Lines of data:
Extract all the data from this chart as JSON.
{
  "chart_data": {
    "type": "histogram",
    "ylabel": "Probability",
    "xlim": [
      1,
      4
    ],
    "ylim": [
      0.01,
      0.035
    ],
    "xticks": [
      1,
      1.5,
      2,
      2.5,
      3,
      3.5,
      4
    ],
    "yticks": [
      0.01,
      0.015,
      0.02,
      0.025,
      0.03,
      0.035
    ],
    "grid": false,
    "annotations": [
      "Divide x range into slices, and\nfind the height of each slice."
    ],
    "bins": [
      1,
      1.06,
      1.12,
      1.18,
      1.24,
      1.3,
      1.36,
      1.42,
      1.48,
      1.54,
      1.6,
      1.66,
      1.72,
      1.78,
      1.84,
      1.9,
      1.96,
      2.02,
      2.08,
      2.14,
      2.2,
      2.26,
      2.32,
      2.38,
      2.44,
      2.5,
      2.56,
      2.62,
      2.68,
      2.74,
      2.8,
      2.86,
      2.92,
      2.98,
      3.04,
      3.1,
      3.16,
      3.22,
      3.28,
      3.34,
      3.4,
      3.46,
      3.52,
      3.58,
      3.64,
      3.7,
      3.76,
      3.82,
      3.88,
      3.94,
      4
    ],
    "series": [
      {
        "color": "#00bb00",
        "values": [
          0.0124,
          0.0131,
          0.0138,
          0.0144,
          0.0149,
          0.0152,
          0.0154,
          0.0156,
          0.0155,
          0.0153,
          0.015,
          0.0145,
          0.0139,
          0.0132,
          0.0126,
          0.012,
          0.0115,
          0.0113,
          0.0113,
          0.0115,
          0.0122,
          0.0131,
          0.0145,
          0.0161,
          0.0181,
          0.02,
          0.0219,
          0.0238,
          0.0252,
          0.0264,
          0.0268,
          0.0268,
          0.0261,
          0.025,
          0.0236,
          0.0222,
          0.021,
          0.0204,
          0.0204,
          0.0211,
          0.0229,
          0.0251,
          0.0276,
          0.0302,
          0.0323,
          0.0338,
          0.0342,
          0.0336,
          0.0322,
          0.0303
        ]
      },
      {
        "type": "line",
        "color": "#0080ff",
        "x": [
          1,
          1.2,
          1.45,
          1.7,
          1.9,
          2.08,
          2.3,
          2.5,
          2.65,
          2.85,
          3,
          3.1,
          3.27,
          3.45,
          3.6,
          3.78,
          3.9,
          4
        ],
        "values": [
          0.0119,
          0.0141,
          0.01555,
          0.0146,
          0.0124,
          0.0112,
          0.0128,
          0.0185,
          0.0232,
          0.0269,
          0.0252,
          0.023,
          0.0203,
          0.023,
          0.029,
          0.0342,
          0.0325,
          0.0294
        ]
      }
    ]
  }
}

**TASK OBJECTIVE:** Print the whole listing exactly as it is.

**RESULT OF THIS TASK:**
Extract all the data from this chart as JSON.
{
  "chart_data": {
    "type": "histogram",
    "ylabel": "Probability",
    "xlim": [
      1,
      4
    ],
    "ylim": [
      0.01,
      0.035
    ],
    "xticks": [
      1,
      1.5,
      2,
      2.5,
      3,
      3.5,
      4
    ],
    "yticks": [
      0.01,
      0.015,
      0.02,
      0.025,
      0.03,
      0.035
    ],
    "grid": false,
    "annotations": [
      "Divide x range into slices, and\nfind the height of each slice."
    ],
    "bins": [
      1,
      1.06,
      1.12,
      1.18,
      1.24,
      1.3,
      1.36,
      1.42,
      1.48,
      1.54,
      1.6,
      1.66,
      1.72,
      1.78,
      1.84,
      1.9,
      1.96,
      2.02,
      2.08,
      2.14,
      2.2,
      2.26,
      2.32,
      2.38,
      2.44,
      2.5,
      2.56,
      2.62,
      2.68,
      2.74,
      2.8,
      2.86,
      2.92,
      2.98,
      3.04,
      3.1,
      3.16,
      3.22,
      3.28,
      3.34,
      3.4,
      3.46,
      3.52,
      3.58,
      3.64,
      3.7,
      3.76,
      3.82,
      3.88,
      3.94,
      4
    ],
    "series": [
      {
        "color": "#00bb00",
        "values": [
          0.0124,
          0.0131,
          0.0138,
          0.0144,
          0.0149,
          0.0152,
          0.0154,
          0.0156,
          0.0155,
          0.0153,
          0.015,
          0.0145,
          0.0139,
          0.0132,
          0.0126,
          0.012,
          0.0115,
          0.0113,
          0.0113,
          0.0115,
          0.0122,
          0.0131,
          0.0145,
          0.0161,
          0.0181,
          0.02,
          0.0219,
          0.0238,
          0.0252,
          0.0264,
          0.0268,
          0.0268,
          0.0261,
          0.025,
          0.0236,
          0.0222,
          0.021,
          0.0204,
          0.0204,
          0.0211,
          0.0229,
          0.0251,
          0.0276,
          0.0302,
          0.0323,
          0.0338,
          0.0342,
          0.0336,
          0.0322,
          0.0303
        ]
      },
      {
        "type": "line",
        "color": "#0080ff",
        "x": [
          1,
          1.2,
          1.45,
          1.7,
          1.9,
          2.08,
          2.3,
          2.5,
          2.65,
          2.85,
          3,
          3.1,
          3.27,
          3.45,
          3.6,
          3.78,
          3.9,
          4
        ],
        "values": [
          0.0119,
          0.0141,
          0.01555,
          0.0146,
          0.0124,
          0.0112,
          0.0128,
          0.0185,
          0.0232,
          0.0269,
          0.0252,
          0.023,
          0.0203,
          0.023,
          0.029,
          0.0342,
          0.0325,
          0.0294
        ]
      }
    ]
  }
}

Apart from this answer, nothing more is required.